[Stored items from a collection]
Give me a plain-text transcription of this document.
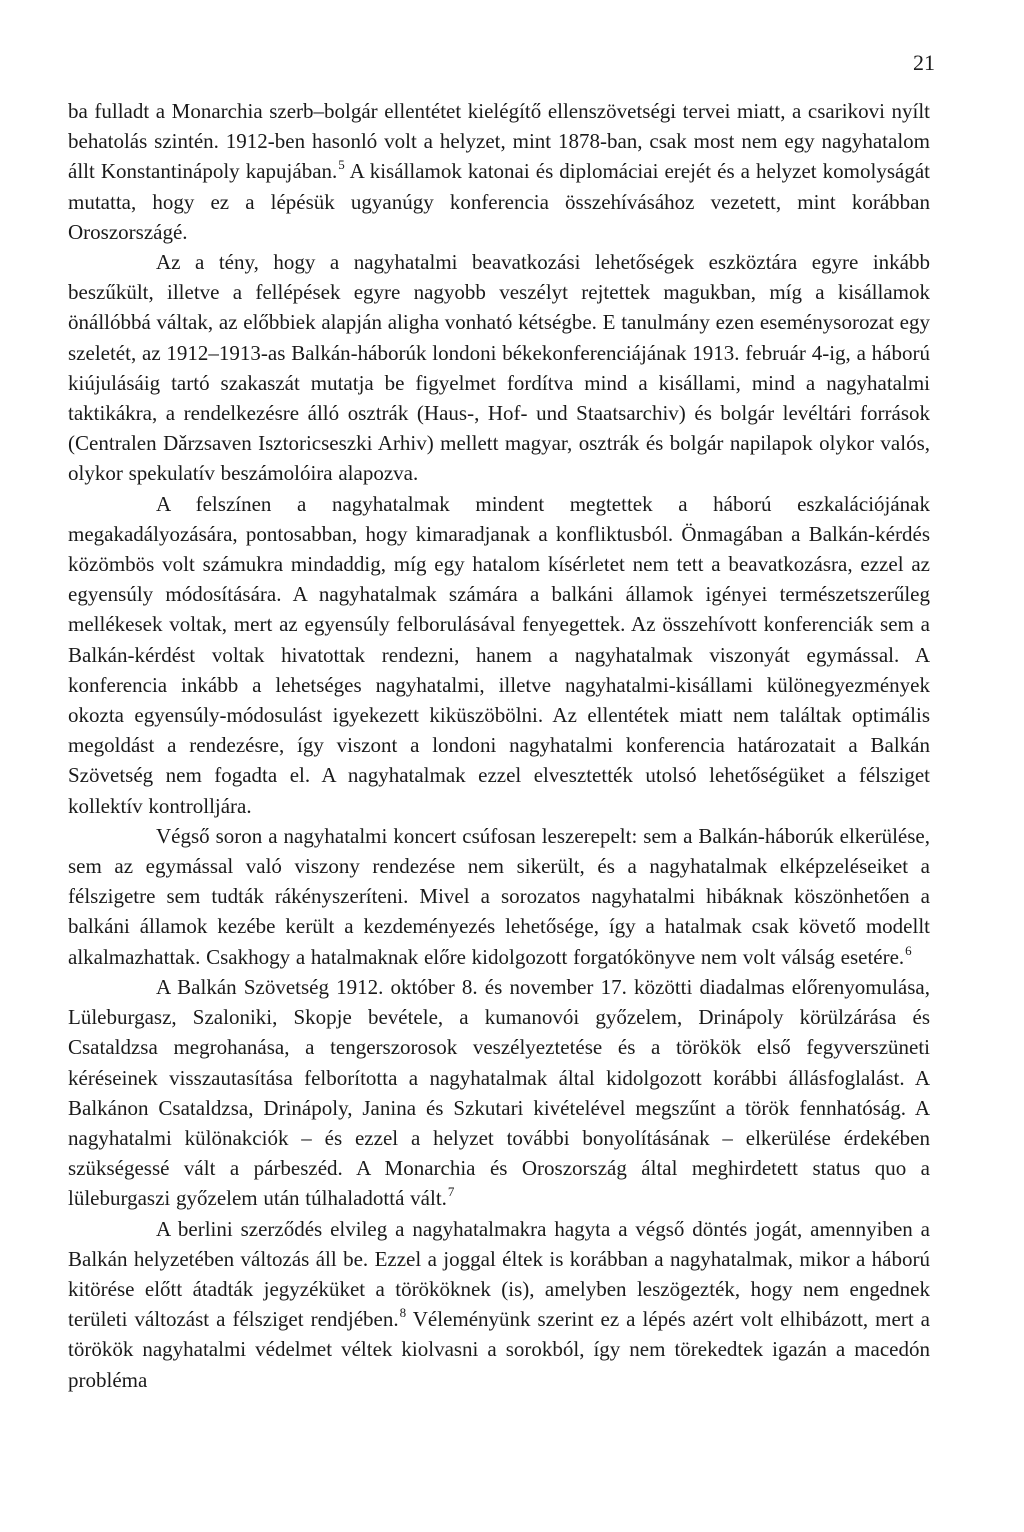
21

ba fulladt a Monarchia szerb–bolgár ellentétet kielégítő ellenszövetségi tervei miatt, a csarikovi nyílt behatolás szintén. 1912-ben hasonló volt a helyzet, mint 1878-ban, csak most nem egy nagyhatalom állt Konstantinápoly kapujában.$^5$ A kisállamok katonai és diplomáciai erejét és a helyzet komolyságát mutatta, hogy ez a lépésük ugyanúgy konferencia összehívásához vezetett, mint korábban Oroszországé.

Az a tény, hogy a nagyhatalmi beavatkozási lehetőségek eszköztára egyre inkább beszűkült, illetve a fellépések egyre nagyobb veszélyt rejtettek magukban, míg a kisállamok önállóbbá váltak, az előbbiek alapján aligha vonható kétségbe. E tanulmány ezen eseménysorozat egy szeletét, az 1912–1913-as Balkán-háborúk londoni békekonferenciájának 1913. február 4-ig, a háború kiújulásáig tartó szakaszát mutatja be figyelmet fordítva mind a kisállami, mind a nagyhatalmi taktikákra, a rendelkezésre álló osztrák (Haus-, Hof- und Staatsarchiv) és bolgár levéltári források (Centralen Dǎrzsaven Isztoricseszki Arhiv) mellett magyar, osztrák és bolgár napilapok olykor valós, olykor spekulatív beszámolóira alapozva.

A felszínen a nagyhatalmak mindent megtettek a háború eszkalációjának megakadályozására, pontosabban, hogy kimaradjanak a konfliktusból. Önmagában a Balkán-kérdés közömbös volt számukra mindaddig, míg egy hatalom kísérletet nem tett a beavatkozásra, ezzel az egyensúly módosítására. A nagyhatalmak számára a balkáni államok igényei természetszerűleg mellékesek voltak, mert az egyensúly felborulásával fenyegettek. Az összehívott konferenciák sem a Balkán-kérdést voltak hivatottak rendezni, hanem a nagyhatalmak viszonyát egymással. A konferencia inkább a lehetséges nagyhatalmi, illetve nagyhatalmi-kisállami különegyezmények okozta egyensúly-módosulást igyekezett kiküszöbölni. Az ellentétek miatt nem találtak optimális megoldást a rendezésre, így viszont a londoni nagyhatalmi konferencia határozatait a Balkán Szövetség nem fogadta el. A nagyhatalmak ezzel elvesztették utolsó lehetőségüket a félsziget kollektív kontrolljára.

Végső soron a nagyhatalmi koncert csúfosan leszerepelt: sem a Balkán-háborúk elkerülése, sem az egymással való viszony rendezése nem sikerült, és a nagyhatalmak elképzeléseiket a félszigetre sem tudták rákényszeríteni. Mivel a sorozatos nagyhatalmi hibáknak köszönhetően a balkáni államok kezébe került a kezdeményezés lehetősége, így a hatalmak csak követő modellt alkalmazhattak. Csakhogy a hatalmaknak előre kidolgozott forgatókönyve nem volt válság esetére.$^6$

A Balkán Szövetség 1912. október 8. és november 17. közötti diadalmas előrenyomulása, Lüleburgasz, Szaloniki, Skopje bevétele, a kumanovói győzelem, Drinápoly körülzárása és Csataldzsa megrohanása, a tengerszorosok veszélyeztetése és a törökök első fegyverszüneti kéréseinek visszautasítása felborította a nagyhatalmak által kidolgozott korábbi állásfoglalást. A Balkánon Csataldzsa, Drinápoly, Janina és Szkutari kivételével megszűnt a török fennhatóság. A nagyhatalmi különakciók – és ezzel a helyzet további bonyolításának – elkerülése érdekében szükségessé vált a párbeszéd. A Monarchia és Oroszország által meghirdetett status quo a lüleburgaszi győzelem után túlhaladottá vált.$^7$

A berlini szerződés elvileg a nagyhatalmakra hagyta a végső döntés jogát, amennyiben a Balkán helyzetében változás áll be. Ezzel a joggal éltek is korábban a nagyhatalmak, mikor a háború kitörése előtt átadták jegyzéküket a törököknek (is), amelyben leszögezték, hogy nem engednek területi változást a félsziget rendjében.$^8$ Véleményünk szerint ez a lépés azért volt elhibázott, mert a törökök nagyhatalmi védelmet véltek kiolvasni a sorokból, így nem törekedtek igazán a macedón probléma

# [Written exercise]
Copy every line of the listing that includes the string "bolgár".

# [Response to the task]
ba fulladt a Monarchia szerb–bolgár ellentétet kielégítő ellenszövetségi tervei miatt, a csarikovi nyílt behatolás szintén. 1912-ben hasonló volt a helyzet, mint 1878-ban, csak most nem egy nagyhatalom állt Konstantinápoly kapujában.$^5$ A kisállamok katonai és diplomáciai erejét és a helyzet komolyságát mutatta, hogy ez a lépésük ugyanúgy konferencia összehívásához vezetett, mint korábban Oroszországé.
Az a tény, hogy a nagyhatalmi beavatkozási lehetőségek eszköztára egyre inkább beszűkült, illetve a fellépések egyre nagyobb veszélyt rejtettek magukban, míg a kisállamok önállóbbá váltak, az előbbiek alapján aligha vonható kétségbe. E tanulmány ezen eseménysorozat egy szeletét, az 1912–1913-as Balkán-háborúk londoni békekonferenciájának 1913. február 4-ig, a háború kiújulásáig tartó szakaszát mutatja be figyelmet fordítva mind a kisállami, mind a nagyhatalmi taktikákra, a rendelkezésre álló osztrák (Haus-, Hof- und Staatsarchiv) és bolgár levéltári források (Centralen Dǎrzsaven Isztoricseszki Arhiv) mellett magyar, osztrák és bolgár napilapok olykor valós, olykor spekulatív beszámolóira alapozva.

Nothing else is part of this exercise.